> **AUFGABEN**:
[1] Wie viel Prozent aller von Menschen verursachten Strahlen fallen laut der Vorbemerkung im Text über medizinisch bedingte Strahlenbelastungen im medizinischen Bereich an?
[2] Schreib den Text über medizinisch bedingte Strahlenbelastungen nach seinem letzten Satz weiter.

> **TEXTAUSZUG**:
* * * *
Medizinisch bedingte Strahlenbelastungen
der Abgeordneten Prinz zu Sayn-Wittgenstein-Hohenstein, Schulte (Unna), Spitzmüller und Genossen
Vorbemerkung
Nach einer Erklärung des Minsteriums für Gesundheit und Erziehung der Vereinigten Staaten von Amerika fallen 90 v. H. aller von Menschen verursachten Strahlen im medizinischen Bereich an; eine erhebliche Verminderung der medizinischen Strahlenbelastung sei daher notwendig.
Wir fragen die Bundesregierung:
Fragen4
Welche Möglichkeiten sieht sie, um die Strahlenbelastung der Patienten durch vermeidbare Röntgenstrahlenanwendungen herabzusetzen?
* * * *
> **AUSGANGSMATERIAL**:
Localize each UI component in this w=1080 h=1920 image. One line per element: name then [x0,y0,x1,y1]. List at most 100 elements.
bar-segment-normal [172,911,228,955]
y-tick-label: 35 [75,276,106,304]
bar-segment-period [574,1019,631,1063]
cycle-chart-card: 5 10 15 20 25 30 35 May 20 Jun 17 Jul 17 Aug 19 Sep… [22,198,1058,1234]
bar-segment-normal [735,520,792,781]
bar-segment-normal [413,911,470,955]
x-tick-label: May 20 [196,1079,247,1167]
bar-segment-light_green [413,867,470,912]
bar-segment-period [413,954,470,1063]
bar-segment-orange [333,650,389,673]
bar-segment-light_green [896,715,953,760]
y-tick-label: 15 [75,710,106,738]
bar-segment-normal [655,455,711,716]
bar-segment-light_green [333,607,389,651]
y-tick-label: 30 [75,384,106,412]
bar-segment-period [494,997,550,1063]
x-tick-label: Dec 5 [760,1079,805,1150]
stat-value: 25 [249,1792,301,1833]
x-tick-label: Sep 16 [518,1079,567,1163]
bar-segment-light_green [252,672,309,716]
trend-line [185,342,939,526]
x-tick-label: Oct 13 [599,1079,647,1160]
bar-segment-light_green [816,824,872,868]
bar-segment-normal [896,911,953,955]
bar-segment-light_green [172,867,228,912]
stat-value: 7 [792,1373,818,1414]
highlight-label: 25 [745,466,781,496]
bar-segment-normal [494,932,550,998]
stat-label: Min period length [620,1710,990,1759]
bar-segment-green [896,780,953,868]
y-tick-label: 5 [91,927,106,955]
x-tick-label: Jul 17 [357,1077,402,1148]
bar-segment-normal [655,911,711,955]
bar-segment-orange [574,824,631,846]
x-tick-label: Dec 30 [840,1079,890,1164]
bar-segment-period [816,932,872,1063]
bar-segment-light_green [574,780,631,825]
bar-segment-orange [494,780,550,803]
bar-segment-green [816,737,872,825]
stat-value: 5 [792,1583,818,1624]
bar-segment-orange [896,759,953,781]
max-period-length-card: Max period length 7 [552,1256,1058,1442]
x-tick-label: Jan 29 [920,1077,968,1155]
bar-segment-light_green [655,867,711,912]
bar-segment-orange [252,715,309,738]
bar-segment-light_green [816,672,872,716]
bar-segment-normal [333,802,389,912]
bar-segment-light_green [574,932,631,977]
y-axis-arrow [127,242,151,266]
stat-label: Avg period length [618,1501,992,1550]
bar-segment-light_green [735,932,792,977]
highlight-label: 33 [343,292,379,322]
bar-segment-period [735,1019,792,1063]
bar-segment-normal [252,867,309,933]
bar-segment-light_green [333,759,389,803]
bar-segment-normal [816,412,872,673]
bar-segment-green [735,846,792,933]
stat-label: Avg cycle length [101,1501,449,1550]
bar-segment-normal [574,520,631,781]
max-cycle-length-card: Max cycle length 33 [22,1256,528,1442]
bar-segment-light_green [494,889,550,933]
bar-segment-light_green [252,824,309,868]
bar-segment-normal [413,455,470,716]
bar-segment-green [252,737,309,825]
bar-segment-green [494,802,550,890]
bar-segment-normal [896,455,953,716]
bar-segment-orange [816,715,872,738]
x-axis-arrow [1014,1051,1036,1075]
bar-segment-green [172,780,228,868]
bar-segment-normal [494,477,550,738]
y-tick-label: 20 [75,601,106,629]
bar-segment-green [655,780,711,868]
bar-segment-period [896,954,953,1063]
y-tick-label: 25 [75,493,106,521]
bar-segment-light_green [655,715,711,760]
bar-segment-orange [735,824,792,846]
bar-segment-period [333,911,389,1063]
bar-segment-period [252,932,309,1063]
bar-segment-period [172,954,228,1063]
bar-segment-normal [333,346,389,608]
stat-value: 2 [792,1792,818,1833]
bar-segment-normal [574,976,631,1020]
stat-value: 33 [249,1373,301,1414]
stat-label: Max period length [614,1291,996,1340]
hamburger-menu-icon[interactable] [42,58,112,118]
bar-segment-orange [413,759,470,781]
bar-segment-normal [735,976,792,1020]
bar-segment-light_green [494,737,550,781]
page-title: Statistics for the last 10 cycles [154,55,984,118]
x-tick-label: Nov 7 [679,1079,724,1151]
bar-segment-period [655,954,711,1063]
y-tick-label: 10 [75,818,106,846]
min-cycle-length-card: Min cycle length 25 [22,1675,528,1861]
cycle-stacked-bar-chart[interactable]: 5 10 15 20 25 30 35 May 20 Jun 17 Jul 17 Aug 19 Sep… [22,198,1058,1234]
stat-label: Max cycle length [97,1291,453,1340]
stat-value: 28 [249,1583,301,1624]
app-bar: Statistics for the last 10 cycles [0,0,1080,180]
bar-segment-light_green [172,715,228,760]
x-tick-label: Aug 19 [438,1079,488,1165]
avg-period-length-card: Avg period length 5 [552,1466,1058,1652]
* * * *
> **ANTWORTEN**:
[1] 90 Prozent (90 v. H.).

[2]
Wie wird die Tatsache beurteilt, daß Ärzte auf ihre pflichtgemäße Frage nach früheren Röntgenstrahlenanwendungen von den Patienten oft nur unvollständige Angaben erhalten?
Könnte mit den zuständigen Stellen veranlaßt werden, daß die Patienten nach einer Untersuchung einen Vordruck mit ärztlichen Eintragungen über jede Röntgenstrahlenanwendung erhalten, um jederzeit vollständige Angaben verfügbar zu haben?
Könnte eine solche Regelung unnötige Belastungen verhindern, oder bieten sich andere Verfahren zur Berücksichtigung früherer Strahlenbelastungen ohne zu großen Aufwand an?